WHAT IS BEING ASKED:
Pull every line holding the string "xlabel" from the records below.

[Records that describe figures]
::::

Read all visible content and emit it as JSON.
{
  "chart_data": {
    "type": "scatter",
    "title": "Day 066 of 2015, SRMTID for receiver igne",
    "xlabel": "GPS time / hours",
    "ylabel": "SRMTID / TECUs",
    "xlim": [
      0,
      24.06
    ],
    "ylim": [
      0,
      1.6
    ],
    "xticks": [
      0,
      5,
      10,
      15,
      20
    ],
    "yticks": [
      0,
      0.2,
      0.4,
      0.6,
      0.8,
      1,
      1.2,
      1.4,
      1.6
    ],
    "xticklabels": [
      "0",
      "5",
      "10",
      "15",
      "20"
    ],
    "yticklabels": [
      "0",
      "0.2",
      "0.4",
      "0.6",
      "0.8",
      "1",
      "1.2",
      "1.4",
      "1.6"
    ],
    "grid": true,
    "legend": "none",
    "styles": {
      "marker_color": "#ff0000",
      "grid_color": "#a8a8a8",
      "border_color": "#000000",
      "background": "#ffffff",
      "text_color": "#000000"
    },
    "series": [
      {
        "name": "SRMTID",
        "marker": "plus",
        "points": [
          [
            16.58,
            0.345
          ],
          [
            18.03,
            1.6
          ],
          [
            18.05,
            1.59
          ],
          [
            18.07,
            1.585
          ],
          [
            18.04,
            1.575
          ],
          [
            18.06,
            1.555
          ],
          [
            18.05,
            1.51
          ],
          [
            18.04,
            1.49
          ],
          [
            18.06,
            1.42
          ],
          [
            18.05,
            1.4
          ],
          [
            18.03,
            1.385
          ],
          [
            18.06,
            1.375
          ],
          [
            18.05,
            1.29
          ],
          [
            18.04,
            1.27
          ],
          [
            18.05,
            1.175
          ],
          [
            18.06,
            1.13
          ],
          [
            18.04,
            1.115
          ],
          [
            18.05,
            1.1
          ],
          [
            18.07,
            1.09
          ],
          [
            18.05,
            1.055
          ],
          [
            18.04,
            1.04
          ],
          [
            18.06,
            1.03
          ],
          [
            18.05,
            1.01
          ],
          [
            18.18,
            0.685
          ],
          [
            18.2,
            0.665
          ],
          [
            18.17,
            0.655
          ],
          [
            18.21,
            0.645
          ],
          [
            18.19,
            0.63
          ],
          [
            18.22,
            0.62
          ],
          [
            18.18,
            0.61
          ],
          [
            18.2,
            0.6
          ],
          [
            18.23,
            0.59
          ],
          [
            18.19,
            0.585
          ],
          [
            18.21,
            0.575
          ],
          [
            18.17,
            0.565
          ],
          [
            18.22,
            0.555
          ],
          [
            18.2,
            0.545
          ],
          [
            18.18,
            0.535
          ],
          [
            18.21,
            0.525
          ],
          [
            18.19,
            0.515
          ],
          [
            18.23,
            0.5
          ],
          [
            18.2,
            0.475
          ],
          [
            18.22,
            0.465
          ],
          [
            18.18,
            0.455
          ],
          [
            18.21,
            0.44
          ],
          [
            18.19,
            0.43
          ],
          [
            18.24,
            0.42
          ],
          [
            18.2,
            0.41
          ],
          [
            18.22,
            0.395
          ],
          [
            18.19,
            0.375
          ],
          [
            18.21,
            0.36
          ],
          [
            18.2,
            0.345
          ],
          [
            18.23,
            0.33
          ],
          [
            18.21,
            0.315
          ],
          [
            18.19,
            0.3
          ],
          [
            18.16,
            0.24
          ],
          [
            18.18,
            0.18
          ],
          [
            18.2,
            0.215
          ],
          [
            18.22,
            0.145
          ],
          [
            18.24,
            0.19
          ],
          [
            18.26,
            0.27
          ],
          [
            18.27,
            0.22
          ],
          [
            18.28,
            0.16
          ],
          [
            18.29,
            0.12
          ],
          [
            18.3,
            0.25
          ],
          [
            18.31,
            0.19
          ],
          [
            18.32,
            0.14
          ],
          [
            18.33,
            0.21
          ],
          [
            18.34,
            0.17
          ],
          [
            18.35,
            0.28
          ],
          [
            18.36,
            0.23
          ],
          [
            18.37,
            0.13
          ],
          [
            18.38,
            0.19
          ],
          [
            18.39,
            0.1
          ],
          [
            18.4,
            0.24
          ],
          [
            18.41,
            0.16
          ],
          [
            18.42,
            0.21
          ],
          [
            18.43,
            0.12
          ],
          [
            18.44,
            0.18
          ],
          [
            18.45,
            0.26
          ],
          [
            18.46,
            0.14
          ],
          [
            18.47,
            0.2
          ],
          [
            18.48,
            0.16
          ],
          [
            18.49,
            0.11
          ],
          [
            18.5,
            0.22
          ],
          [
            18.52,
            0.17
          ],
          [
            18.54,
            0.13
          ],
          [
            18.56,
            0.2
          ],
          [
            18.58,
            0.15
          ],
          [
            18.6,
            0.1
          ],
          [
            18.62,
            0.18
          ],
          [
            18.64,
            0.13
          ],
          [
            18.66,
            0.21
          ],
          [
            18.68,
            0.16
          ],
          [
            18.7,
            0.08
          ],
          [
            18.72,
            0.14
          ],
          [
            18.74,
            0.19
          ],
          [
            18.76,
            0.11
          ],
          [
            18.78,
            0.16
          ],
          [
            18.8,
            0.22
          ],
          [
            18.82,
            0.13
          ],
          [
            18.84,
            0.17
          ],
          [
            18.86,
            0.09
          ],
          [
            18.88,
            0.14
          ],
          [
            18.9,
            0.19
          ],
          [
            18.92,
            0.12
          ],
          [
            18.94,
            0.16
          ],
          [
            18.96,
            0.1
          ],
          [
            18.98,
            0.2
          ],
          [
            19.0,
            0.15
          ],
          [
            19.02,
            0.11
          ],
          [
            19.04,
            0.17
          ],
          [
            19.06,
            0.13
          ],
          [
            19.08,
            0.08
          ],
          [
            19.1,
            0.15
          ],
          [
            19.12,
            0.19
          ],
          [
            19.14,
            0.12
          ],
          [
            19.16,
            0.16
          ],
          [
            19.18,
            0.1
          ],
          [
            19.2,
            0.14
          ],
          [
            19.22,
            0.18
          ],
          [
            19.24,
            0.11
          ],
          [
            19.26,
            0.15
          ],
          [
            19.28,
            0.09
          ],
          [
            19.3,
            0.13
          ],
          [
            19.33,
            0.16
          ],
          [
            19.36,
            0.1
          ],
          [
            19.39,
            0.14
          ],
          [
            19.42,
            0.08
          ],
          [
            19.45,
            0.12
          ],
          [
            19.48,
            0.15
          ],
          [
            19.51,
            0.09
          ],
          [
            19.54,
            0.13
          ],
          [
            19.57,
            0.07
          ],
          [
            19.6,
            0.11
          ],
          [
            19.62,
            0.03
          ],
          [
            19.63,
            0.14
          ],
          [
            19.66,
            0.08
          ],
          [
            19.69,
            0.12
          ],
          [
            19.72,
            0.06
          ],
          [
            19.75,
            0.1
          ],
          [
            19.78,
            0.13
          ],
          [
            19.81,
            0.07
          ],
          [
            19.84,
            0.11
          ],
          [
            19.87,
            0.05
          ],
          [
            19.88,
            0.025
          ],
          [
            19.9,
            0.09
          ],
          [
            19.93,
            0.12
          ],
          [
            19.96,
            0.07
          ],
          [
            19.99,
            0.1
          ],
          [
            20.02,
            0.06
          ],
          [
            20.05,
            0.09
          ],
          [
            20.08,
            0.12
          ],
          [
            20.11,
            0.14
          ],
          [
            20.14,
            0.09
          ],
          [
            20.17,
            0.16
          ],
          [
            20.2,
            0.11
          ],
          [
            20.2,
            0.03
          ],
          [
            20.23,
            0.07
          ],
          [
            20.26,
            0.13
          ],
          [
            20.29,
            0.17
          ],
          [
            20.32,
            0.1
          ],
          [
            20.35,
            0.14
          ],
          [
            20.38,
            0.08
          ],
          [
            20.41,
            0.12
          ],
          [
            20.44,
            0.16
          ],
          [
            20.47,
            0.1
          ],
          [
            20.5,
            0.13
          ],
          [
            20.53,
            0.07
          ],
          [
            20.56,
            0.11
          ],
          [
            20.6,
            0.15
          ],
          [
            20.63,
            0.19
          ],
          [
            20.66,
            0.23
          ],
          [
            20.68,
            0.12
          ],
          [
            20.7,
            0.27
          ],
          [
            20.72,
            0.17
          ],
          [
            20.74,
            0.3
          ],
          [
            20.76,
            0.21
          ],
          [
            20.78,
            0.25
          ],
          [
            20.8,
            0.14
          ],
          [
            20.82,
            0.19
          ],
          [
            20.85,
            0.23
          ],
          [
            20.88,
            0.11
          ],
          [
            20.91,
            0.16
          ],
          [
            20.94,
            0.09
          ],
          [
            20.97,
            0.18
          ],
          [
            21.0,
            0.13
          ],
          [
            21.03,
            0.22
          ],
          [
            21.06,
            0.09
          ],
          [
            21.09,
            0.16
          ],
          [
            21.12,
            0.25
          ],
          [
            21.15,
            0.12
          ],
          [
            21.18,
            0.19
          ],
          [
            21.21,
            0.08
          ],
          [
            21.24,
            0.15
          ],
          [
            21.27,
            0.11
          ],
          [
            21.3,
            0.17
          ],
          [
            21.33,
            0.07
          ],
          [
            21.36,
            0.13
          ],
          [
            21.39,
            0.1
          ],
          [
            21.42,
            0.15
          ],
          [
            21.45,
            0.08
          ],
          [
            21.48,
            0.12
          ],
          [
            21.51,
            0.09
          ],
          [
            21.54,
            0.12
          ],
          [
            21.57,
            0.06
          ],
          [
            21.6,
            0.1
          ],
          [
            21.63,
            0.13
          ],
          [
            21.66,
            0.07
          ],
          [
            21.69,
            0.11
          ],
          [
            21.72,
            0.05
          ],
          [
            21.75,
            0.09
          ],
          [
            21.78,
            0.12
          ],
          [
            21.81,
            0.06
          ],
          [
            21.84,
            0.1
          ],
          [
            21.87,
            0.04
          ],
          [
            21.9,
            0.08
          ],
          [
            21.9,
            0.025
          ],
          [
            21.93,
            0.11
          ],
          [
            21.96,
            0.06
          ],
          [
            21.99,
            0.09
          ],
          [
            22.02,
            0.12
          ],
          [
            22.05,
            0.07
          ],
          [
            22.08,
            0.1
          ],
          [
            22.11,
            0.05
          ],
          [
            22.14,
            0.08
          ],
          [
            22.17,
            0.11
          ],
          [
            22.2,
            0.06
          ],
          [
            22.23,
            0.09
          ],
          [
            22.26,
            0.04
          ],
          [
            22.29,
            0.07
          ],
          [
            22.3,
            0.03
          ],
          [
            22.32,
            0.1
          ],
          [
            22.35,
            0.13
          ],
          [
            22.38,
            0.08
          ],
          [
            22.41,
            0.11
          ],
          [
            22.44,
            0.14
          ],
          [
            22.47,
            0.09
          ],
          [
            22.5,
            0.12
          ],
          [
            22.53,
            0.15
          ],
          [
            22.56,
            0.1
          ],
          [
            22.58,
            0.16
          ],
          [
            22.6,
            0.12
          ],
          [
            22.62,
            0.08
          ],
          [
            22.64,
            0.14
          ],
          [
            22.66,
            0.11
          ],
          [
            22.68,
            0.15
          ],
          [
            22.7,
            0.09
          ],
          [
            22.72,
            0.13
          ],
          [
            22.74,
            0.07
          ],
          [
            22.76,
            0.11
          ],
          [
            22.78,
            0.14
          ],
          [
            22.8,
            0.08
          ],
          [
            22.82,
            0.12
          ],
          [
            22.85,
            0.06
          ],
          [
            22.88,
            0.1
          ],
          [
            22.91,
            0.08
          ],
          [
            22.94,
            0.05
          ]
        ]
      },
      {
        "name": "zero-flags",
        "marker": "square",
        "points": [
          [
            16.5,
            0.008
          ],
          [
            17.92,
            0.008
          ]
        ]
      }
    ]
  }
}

::::

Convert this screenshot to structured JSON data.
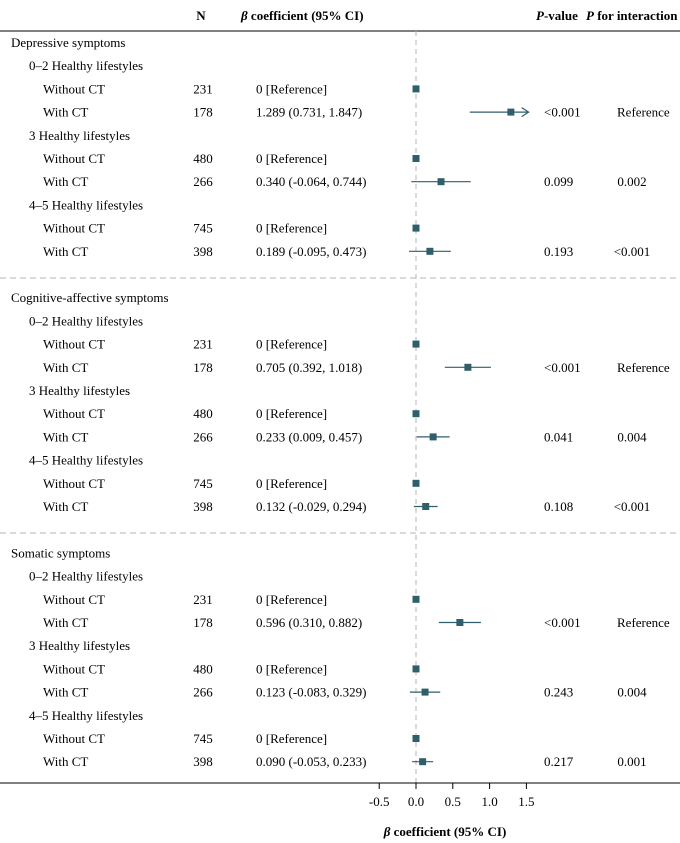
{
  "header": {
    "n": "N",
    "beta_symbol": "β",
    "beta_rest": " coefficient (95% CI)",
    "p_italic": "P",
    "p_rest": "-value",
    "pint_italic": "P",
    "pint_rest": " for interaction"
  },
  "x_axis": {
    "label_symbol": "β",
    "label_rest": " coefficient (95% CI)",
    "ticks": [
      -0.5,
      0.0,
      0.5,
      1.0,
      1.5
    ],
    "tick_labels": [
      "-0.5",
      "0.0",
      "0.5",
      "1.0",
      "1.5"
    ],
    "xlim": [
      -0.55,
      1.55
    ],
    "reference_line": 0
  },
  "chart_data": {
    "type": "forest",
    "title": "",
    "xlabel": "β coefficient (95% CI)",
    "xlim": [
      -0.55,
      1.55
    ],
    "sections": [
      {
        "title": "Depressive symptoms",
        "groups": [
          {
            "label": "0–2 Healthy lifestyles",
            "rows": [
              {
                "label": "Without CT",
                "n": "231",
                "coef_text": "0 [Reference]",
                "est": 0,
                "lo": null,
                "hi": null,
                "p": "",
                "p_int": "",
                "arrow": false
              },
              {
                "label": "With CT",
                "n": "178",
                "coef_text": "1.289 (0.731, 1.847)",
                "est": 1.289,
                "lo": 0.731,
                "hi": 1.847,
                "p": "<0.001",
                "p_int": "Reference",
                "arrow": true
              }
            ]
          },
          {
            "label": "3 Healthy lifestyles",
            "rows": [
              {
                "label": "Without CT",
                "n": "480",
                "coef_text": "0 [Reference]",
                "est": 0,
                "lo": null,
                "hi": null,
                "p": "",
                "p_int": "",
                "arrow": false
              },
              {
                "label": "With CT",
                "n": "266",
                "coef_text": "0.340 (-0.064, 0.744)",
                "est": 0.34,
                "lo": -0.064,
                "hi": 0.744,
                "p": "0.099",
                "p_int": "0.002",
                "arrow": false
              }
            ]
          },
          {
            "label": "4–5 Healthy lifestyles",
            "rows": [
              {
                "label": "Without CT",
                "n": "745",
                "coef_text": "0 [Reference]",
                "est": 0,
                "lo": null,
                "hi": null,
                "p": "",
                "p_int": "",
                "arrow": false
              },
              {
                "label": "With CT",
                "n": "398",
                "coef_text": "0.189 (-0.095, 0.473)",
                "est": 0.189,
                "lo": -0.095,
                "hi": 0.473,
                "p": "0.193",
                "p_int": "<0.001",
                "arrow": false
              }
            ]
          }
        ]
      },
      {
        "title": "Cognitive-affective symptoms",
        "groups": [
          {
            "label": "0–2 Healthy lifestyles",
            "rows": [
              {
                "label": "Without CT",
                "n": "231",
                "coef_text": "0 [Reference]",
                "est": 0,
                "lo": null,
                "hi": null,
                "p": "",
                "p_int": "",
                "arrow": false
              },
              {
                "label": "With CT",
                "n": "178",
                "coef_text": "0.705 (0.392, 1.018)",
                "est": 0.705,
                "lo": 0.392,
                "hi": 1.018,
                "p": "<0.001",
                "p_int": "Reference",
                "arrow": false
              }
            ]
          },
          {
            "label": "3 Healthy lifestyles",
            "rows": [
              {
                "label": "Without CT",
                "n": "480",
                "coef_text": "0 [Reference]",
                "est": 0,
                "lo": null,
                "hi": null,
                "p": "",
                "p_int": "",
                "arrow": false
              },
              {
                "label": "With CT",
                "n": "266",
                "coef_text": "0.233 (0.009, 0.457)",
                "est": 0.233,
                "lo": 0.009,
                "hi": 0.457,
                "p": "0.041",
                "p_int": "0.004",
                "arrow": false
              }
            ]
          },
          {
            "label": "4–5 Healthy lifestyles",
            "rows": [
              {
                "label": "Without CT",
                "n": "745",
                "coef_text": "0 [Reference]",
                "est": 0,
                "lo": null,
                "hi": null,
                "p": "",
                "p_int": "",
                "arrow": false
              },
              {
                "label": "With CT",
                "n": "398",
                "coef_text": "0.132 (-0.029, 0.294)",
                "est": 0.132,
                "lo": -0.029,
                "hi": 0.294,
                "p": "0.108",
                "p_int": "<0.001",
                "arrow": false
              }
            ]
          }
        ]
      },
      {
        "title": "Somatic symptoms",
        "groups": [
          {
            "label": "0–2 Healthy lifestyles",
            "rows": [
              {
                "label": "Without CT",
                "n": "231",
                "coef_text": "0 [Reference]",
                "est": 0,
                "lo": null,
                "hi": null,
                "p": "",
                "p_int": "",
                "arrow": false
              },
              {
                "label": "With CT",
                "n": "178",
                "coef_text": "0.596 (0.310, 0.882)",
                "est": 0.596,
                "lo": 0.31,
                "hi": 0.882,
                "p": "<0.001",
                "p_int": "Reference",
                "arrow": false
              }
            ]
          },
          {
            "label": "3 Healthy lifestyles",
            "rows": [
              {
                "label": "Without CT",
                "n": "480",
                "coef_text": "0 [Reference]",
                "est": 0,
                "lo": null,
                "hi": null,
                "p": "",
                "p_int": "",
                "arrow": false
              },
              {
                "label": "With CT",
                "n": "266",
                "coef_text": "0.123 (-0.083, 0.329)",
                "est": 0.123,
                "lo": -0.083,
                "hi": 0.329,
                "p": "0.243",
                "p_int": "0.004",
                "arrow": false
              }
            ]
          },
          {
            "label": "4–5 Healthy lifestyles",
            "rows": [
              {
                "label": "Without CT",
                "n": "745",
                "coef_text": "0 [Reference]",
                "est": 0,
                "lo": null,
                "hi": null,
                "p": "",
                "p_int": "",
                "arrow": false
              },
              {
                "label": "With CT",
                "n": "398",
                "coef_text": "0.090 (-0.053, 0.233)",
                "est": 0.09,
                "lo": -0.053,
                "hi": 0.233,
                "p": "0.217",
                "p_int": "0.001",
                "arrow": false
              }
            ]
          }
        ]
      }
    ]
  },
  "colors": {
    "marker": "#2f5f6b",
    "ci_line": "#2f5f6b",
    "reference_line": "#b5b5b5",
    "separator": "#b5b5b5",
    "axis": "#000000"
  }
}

::::

RESULT:
    "xlabel": "GPS time / hours",
    "xlabel": "β coefficient (95% CI)",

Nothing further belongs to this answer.